● YOUR OBJECTIVE
Put the data below into a Markdown table with the columns Row and Line, numbering each line in order and skipping blank lines. Leave the pictures out.

● MATERIAL FOR THE TASK

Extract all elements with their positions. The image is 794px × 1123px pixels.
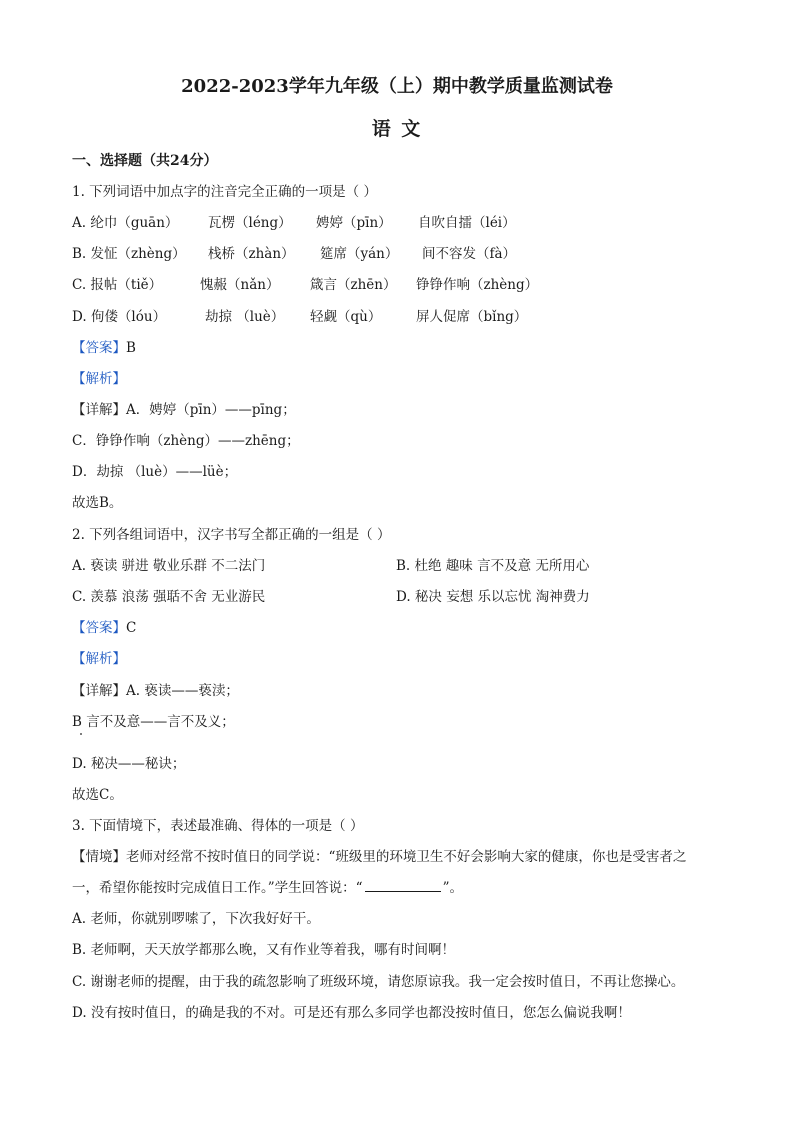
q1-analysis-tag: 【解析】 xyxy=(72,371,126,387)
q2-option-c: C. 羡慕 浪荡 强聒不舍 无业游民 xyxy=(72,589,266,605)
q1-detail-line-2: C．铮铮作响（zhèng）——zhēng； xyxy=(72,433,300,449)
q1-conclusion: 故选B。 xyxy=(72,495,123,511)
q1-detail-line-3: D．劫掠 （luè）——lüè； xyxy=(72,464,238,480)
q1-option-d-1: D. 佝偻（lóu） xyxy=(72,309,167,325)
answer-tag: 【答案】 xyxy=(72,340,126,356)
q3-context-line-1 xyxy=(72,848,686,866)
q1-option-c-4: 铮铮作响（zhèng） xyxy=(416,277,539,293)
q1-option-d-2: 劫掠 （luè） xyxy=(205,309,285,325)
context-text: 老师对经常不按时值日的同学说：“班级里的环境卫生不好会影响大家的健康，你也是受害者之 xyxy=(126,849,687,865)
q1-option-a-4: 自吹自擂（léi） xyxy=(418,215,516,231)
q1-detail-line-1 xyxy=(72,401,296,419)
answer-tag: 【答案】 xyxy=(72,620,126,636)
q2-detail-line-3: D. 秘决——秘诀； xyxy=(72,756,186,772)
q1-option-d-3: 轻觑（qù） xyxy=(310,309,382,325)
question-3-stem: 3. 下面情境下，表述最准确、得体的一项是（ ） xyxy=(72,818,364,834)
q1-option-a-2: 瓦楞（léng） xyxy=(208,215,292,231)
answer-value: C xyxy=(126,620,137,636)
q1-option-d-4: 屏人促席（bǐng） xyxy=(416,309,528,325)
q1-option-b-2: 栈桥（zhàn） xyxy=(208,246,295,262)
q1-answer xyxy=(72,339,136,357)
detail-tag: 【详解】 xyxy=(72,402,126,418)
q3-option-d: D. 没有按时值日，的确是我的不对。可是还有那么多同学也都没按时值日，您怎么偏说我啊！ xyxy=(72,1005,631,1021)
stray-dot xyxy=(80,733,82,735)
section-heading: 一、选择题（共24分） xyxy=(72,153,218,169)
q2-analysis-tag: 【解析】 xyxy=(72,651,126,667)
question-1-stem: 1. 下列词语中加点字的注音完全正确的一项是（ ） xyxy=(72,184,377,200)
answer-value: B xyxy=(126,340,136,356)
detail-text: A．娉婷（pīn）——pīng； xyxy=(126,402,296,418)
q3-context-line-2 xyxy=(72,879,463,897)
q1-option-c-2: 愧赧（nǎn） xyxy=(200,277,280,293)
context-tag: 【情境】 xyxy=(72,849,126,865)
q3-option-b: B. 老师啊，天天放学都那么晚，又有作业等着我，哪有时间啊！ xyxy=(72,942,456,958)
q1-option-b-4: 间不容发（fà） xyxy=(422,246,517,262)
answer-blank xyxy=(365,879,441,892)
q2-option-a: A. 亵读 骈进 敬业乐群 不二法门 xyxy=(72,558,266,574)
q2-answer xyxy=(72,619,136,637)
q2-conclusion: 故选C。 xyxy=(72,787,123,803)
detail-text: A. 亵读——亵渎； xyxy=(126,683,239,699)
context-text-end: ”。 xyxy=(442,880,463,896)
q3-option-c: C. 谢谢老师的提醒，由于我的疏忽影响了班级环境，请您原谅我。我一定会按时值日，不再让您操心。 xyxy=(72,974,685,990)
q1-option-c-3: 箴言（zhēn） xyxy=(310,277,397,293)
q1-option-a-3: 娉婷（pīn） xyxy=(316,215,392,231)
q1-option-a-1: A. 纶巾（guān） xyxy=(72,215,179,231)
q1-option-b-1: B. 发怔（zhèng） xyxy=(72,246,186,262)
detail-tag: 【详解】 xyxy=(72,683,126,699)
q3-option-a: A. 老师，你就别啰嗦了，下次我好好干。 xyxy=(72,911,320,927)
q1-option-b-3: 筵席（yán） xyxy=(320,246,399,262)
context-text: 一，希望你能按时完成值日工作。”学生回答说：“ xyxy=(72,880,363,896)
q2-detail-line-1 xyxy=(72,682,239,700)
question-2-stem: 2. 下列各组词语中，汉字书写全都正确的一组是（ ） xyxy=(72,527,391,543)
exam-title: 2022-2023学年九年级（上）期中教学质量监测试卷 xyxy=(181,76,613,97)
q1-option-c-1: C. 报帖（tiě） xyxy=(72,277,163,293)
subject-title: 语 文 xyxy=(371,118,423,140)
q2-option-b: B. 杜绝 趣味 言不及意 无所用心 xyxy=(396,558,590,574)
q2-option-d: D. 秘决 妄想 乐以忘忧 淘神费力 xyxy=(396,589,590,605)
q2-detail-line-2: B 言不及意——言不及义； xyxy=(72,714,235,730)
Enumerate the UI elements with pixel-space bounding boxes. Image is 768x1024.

● RESPONSE TO THE EXERCISE
| Row | Line |
|---|---|
| 1 | Extract all elements with their positions. The image is 794px × 1123px pixels. |
| 2 | q1-analysis-tag: 【解析】 xyxy=(72,371,126,387) |
| 3 | q2-option-c: C. 羡慕 浪荡 强聒不舍 无业游民 xyxy=(72,589,266,605) |
| 4 | q1-detail-line-2: C．铮铮作响（zhèng）——zhēng； xyxy=(72,433,300,449) |
| 5 | q1-conclusion: 故选B。 xyxy=(72,495,123,511) |
| 6 | q1-detail-line-3: D．劫掠 （luè）——lüè； xyxy=(72,464,238,480) |
| 7 | q1-option-d-1: D. 佝偻（lóu） xyxy=(72,309,167,325) |
| 8 | answer-tag: 【答案】 xyxy=(72,340,126,356) |
| 9 | q3-context-line-1 xyxy=(72,848,686,866) |
| 10 | q1-option-c-4: 铮铮作响（zhèng） xyxy=(416,277,539,293) |
| 11 | q1-option-d-2: 劫掠 （luè） xyxy=(205,309,285,325) |
| 12 | context-text: 老师对经常不按时值日的同学说：“班级里的环境卫生不好会影响大家的健康，你也是受害者之 xyxy=(126,849,687,865) |
| 13 | q1-option-a-4: 自吹自擂（léi） xyxy=(418,215,516,231) |
| 14 | q1-detail-line-1 xyxy=(72,401,296,419) |
| 15 | answer-tag: 【答案】 xyxy=(72,620,126,636) |
| 16 | q2-detail-line-3: D. 秘决——秘诀； xyxy=(72,756,186,772) |
| 17 | q1-option-d-3: 轻觑（qù） xyxy=(310,309,382,325) |
| 18 | question-3-stem: 3. 下面情境下，表述最准确、得体的一项是（ ） xyxy=(72,818,364,834) |
| 19 | q1-option-a-2: 瓦楞（léng） xyxy=(208,215,292,231) |
| 20 | answer-value: C xyxy=(126,620,137,636) |
| 21 | q1-option-d-4: 屏人促席（bǐng） xyxy=(416,309,528,325) |
| 22 | q1-option-b-2: 栈桥（zhàn） xyxy=(208,246,295,262) |
| 23 | q1-answer xyxy=(72,339,136,357) |
| 24 | detail-tag: 【详解】 xyxy=(72,402,126,418) |
| 25 | q3-option-d: D. 没有按时值日，的确是我的不对。可是还有那么多同学也都没按时值日，您怎么偏说我啊！ xyxy=(72,1005,631,1021) |
| 26 | stray-dot xyxy=(80,733,82,735) |
| 27 | section-heading: 一、选择题（共24分） xyxy=(72,153,218,169) |
| 28 | q2-analysis-tag: 【解析】 xyxy=(72,651,126,667) |
| 29 | question-1-stem: 1. 下列词语中加点字的注音完全正确的一项是（ ） xyxy=(72,184,377,200) |
| 30 | answer-value: B xyxy=(126,340,136,356) |
| 31 | detail-text: A．娉婷（pīn）——pīng； xyxy=(126,402,296,418) |
| 32 | q3-context-line-2 xyxy=(72,879,463,897) |
| 33 | q1-option-c-2: 愧赧（nǎn） xyxy=(200,277,280,293) |
| 34 | context-tag: 【情境】 xyxy=(72,849,126,865) |
| 35 | q3-option-b: B. 老师啊，天天放学都那么晚，又有作业等着我，哪有时间啊！ xyxy=(72,942,456,958) |
| 36 | q1-option-b-4: 间不容发（fà） xyxy=(422,246,517,262) |
| 37 | answer-blank xyxy=(365,879,441,892) |
| 38 | q2-option-a: A. 亵读 骈进 敬业乐群 不二法门 xyxy=(72,558,266,574) |
| 39 | q2-answer xyxy=(72,619,136,637) |
| 40 | q2-conclusion: 故选C。 xyxy=(72,787,123,803) |
| 41 | detail-text: A. 亵读——亵渎； xyxy=(126,683,239,699) |
| 42 | context-text-end: ”。 xyxy=(442,880,463,896) |
| 43 | q3-option-c: C. 谢谢老师的提醒，由于我的疏忽影响了班级环境，请您原谅我。我一定会按时值日，不再让您操心。 xyxy=(72,974,685,990) |
| 44 | q1-option-c-3: 箴言（zhēn） xyxy=(310,277,397,293) |
| 45 | q1-option-a-3: 娉婷（pīn） xyxy=(316,215,392,231) |
| 46 | q1-option-a-1: A. 纶巾（guān） xyxy=(72,215,179,231) |
| 47 | q1-option-b-1: B. 发怔（zhèng） xyxy=(72,246,186,262) |
| 48 | detail-tag: 【详解】 xyxy=(72,683,126,699) |
| 49 | q3-option-a: A. 老师，你就别啰嗦了，下次我好好干。 xyxy=(72,911,320,927) |
| 50 | q1-option-b-3: 筵席（yán） xyxy=(320,246,399,262) |
| 51 | context-text: 一，希望你能按时完成值日工作。”学生回答说：“ xyxy=(72,880,363,896) |
| 52 | q2-detail-line-1 xyxy=(72,682,239,700) |
| 53 | question-2-stem: 2. 下列各组词语中，汉字书写全都正确的一组是（ ） xyxy=(72,527,391,543) |
| 54 | exam-title: 2022-2023学年九年级（上）期中教学质量监测试卷 xyxy=(181,76,613,97) |
| 55 | q1-option-c-1: C. 报帖（tiě） xyxy=(72,277,163,293) |
| 56 | subject-title: 语 文 xyxy=(371,118,423,140) |
| 57 | q2-option-b: B. 杜绝 趣味 言不及意 无所用心 xyxy=(396,558,590,574) |
| 58 | q2-option-d: D. 秘决 妄想 乐以忘忧 淘神费力 xyxy=(396,589,590,605) |
| 59 | q2-detail-line-2: B 言不及意——言不及义； xyxy=(72,714,235,730) |
| 60 | Enumerate the UI elements with pixel-space bounding boxes. Image is 768x1024. |